Stored data:

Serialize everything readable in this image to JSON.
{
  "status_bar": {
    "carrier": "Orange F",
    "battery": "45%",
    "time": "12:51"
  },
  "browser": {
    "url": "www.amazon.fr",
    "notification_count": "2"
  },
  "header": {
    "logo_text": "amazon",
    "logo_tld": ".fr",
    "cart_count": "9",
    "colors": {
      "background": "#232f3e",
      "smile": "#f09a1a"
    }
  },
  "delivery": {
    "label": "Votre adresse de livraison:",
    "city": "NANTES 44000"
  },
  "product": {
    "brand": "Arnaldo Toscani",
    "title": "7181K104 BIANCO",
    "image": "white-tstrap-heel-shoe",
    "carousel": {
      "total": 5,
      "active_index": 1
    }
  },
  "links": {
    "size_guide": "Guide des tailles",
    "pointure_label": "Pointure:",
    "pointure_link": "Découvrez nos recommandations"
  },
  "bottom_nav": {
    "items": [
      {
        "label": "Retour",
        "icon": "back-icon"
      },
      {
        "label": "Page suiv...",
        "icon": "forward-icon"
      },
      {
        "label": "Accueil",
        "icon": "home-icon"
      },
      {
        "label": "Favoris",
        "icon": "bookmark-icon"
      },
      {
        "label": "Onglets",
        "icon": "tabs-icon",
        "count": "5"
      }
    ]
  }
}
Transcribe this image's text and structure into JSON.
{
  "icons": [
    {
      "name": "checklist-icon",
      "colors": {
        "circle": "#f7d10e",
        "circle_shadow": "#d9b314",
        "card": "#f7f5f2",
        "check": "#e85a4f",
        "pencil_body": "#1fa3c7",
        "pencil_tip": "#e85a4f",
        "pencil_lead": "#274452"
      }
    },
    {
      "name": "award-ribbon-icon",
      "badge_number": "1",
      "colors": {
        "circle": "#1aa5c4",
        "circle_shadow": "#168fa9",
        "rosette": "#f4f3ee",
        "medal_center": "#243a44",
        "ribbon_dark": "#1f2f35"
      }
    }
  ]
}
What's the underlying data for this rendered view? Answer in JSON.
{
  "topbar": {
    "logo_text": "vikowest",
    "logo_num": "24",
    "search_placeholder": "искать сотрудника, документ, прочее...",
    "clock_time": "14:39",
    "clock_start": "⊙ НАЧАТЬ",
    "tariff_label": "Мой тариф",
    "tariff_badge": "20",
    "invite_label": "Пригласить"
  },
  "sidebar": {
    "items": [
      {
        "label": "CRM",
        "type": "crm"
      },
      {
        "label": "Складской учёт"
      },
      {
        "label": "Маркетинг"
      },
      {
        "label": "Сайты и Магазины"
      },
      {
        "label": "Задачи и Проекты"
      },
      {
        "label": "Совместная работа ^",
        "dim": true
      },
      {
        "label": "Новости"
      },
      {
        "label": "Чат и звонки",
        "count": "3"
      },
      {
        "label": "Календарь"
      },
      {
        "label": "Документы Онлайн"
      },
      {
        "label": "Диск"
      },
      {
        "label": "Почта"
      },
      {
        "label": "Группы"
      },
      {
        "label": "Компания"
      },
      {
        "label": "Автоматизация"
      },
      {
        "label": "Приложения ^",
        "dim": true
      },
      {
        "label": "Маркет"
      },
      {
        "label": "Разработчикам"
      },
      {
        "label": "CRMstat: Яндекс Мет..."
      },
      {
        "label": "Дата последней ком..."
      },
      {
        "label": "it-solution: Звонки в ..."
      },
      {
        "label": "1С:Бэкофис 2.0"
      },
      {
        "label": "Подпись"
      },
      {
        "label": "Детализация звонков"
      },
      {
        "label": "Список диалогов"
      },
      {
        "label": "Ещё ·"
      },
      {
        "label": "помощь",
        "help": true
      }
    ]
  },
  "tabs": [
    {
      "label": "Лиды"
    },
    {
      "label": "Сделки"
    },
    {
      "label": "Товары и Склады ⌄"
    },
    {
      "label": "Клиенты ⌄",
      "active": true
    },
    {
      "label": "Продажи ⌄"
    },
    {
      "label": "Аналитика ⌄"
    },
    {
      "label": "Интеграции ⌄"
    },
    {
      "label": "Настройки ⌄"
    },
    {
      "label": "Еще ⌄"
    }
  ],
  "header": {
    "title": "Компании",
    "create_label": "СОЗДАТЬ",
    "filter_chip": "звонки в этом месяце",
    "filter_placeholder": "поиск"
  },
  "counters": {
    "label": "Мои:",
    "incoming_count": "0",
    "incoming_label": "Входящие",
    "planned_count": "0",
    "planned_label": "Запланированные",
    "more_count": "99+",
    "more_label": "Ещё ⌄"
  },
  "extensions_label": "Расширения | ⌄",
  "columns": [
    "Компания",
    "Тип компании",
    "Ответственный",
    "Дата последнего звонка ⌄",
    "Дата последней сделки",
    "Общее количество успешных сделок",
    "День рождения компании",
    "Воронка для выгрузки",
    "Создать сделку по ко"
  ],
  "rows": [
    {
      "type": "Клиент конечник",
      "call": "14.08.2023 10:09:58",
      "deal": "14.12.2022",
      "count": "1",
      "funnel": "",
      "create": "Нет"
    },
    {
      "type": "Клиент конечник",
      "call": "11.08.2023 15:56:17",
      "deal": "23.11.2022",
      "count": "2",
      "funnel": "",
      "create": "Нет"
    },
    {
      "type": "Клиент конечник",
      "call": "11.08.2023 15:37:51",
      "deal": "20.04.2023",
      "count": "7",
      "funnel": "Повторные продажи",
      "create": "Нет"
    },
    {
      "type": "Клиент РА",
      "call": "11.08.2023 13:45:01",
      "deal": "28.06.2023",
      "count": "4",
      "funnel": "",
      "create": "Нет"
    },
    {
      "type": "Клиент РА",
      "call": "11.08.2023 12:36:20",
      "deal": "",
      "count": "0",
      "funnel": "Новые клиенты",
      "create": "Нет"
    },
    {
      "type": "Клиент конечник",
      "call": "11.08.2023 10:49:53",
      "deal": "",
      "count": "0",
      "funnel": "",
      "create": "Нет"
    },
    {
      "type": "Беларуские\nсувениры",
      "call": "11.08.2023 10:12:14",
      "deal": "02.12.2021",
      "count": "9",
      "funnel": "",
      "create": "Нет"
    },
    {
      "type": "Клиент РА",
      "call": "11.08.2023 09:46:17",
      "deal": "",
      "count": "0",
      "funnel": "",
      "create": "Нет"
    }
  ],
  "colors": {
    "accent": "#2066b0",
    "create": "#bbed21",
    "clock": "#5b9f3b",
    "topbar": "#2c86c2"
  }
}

* Exercise prompt *
Copy out each line in the listing that has the word "true".

* Completed task *
        "dim": true
        "dim": true
        "help": true
      "active": true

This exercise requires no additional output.